_Work to complete_.
Copy every line of the listing that holds the string "label".
● ● ● ●
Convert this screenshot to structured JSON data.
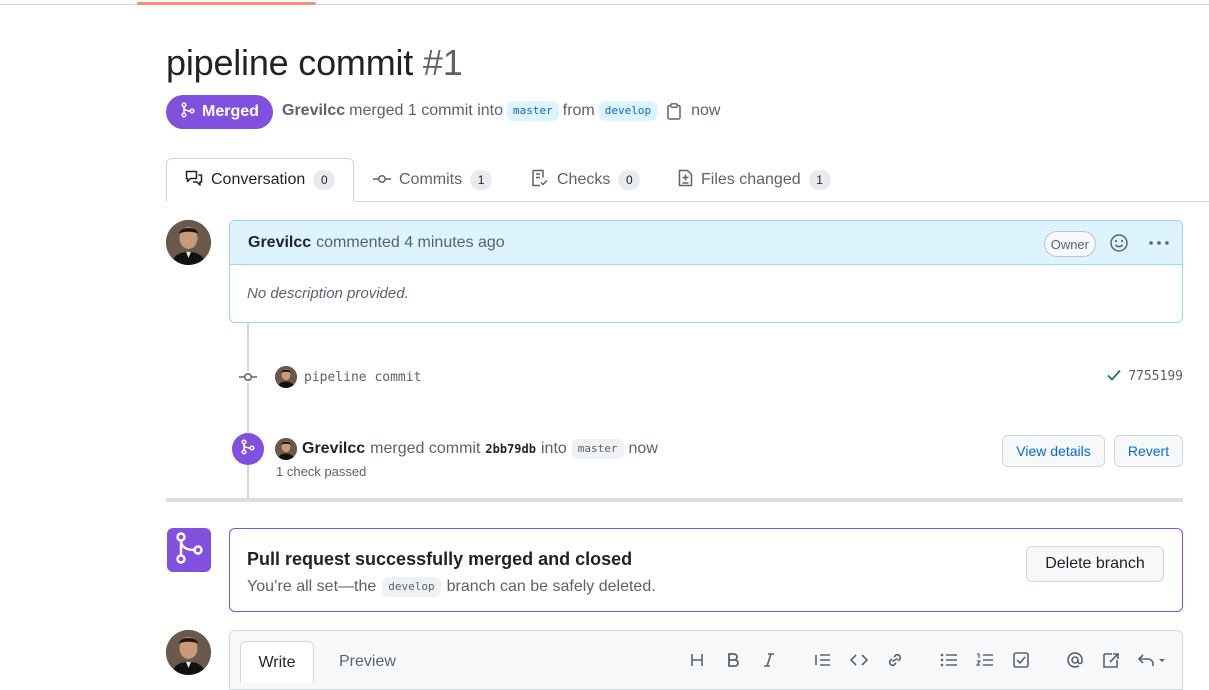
{
  "header": {
    "title": "pipeline commit",
    "number": "#1",
    "status": "Merged",
    "author": "Grevilcc",
    "merge_text": "merged 1 commit into",
    "base_branch": "master",
    "from_text": "from",
    "head_branch": "develop",
    "time": "now"
  },
  "tabs": [
    {
      "label": "Conversation",
      "count": "0"
    },
    {
      "label": "Commits",
      "count": "1"
    },
    {
      "label": "Checks",
      "count": "0"
    },
    {
      "label": "Files changed",
      "count": "1"
    }
  ],
  "comment": {
    "author": "Grevilcc",
    "action": "commented 4 minutes ago",
    "role": "Owner",
    "body": "No description provided."
  },
  "commit_event": {
    "message": "pipeline commit",
    "sha": "7755199"
  },
  "merge_event": {
    "author": "Grevilcc",
    "text1": "merged commit",
    "sha": "2bb79db",
    "text2": "into",
    "branch": "master",
    "time": "now",
    "checks": "1 check passed",
    "view_details": "View details",
    "revert": "Revert"
  },
  "merged_box": {
    "title": "Pull request successfully merged and closed",
    "sub_prefix": "You’re all set—the",
    "branch": "develop",
    "sub_suffix": "branch can be safely deleted.",
    "delete_button": "Delete branch"
  },
  "editor": {
    "write_tab": "Write",
    "preview_tab": "Preview",
    "toolbar": [
      "heading-icon",
      "bold-icon",
      "italic-icon",
      "quote-icon",
      "code-icon",
      "link-icon",
      "unordered-list-icon",
      "ordered-list-icon",
      "task-list-icon",
      "mention-icon",
      "reference-icon",
      "reply-icon"
    ]
  },
  "colors": {
    "merged": "#8250df",
    "link": "#0969da",
    "tab_accent": "#fd8c73",
    "check": "#1a7f37"
  }
}
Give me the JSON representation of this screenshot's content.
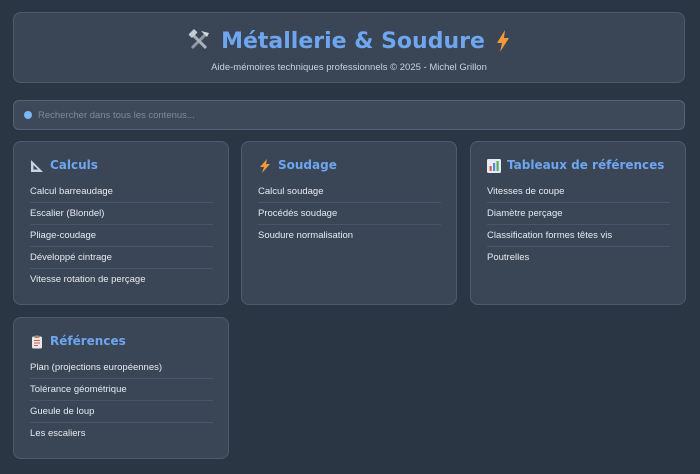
{
  "header": {
    "title": "Métallerie & Soudure",
    "subtitle": "Aide-mémoires techniques professionnels © 2025 - Michel Grillon"
  },
  "search": {
    "placeholder": "Rechercher dans tous les contenus..."
  },
  "cards": [
    {
      "icon": "ruler-triangle-icon",
      "title": "Calculs",
      "items": [
        "Calcul barreaudage",
        "Escalier (Blondel)",
        "Pliage-coudage",
        "Développé cintrage",
        "Vitesse rotation de perçage"
      ]
    },
    {
      "icon": "lightning-icon",
      "title": "Soudage",
      "items": [
        "Calcul soudage",
        "Procédés soudage",
        "Soudure normalisation"
      ]
    },
    {
      "icon": "bar-chart-icon",
      "title": "Tableaux de références",
      "items": [
        "Vitesses de coupe",
        "Diamètre perçage",
        "Classification formes têtes vis",
        "Poutrelles"
      ]
    },
    {
      "icon": "clipboard-icon",
      "title": "Références",
      "items": [
        "Plan (projections européennes)",
        "Tolérance géométrique",
        "Gueule de loup",
        "Les escaliers"
      ]
    }
  ],
  "colors": {
    "background": "#2b3645",
    "card": "#3a4556",
    "accent": "#6ea6f0"
  }
}
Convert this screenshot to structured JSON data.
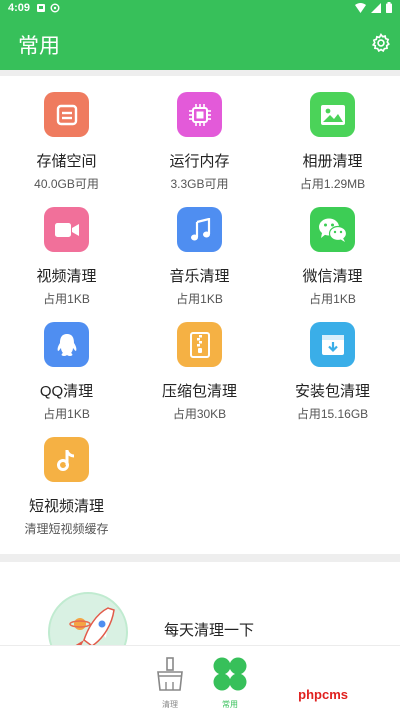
{
  "status": {
    "time": "4:09"
  },
  "header": {
    "title": "常用"
  },
  "tools": [
    {
      "name": "存储空间",
      "sub": "40.0GB可用",
      "icon": "storage-icon",
      "color": "#ef7b5f"
    },
    {
      "name": "运行内存",
      "sub": "3.3GB可用",
      "icon": "memory-chip-icon",
      "color": "#e35ad9"
    },
    {
      "name": "相册清理",
      "sub": "占用1.29MB",
      "icon": "photo-icon",
      "color": "#4bd359"
    },
    {
      "name": "视频清理",
      "sub": "占用1KB",
      "icon": "video-camera-icon",
      "color": "#f1709a"
    },
    {
      "name": "音乐清理",
      "sub": "占用1KB",
      "icon": "music-note-icon",
      "color": "#4f8ef1"
    },
    {
      "name": "微信清理",
      "sub": "占用1KB",
      "icon": "wechat-icon",
      "color": "#3dcd55"
    },
    {
      "name": "QQ清理",
      "sub": "占用1KB",
      "icon": "qq-icon",
      "color": "#4f8ef1"
    },
    {
      "name": "压缩包清理",
      "sub": "占用30KB",
      "icon": "zip-archive-icon",
      "color": "#f5b144"
    },
    {
      "name": "安装包清理",
      "sub": "占用15.16GB",
      "icon": "apk-package-icon",
      "color": "#3aaee8"
    },
    {
      "name": "短视频清理",
      "sub": "清理短视频缓存",
      "icon": "tiktok-icon",
      "color": "#f5b144"
    }
  ],
  "promo": {
    "text": "每天清理一下",
    "icon": "rocket-icon"
  },
  "nav": [
    {
      "label": "清理",
      "icon": "broom-icon"
    },
    {
      "label": "常用",
      "icon": "clover-icon"
    }
  ],
  "watermark": "phpcms"
}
● ● ● ●
_Written solution_.
      "label": "Conversation",
      "label": "Commits",
      "label": "Checks",
      "label": "Files changed",
      "label": "清理",
      "label": "常用",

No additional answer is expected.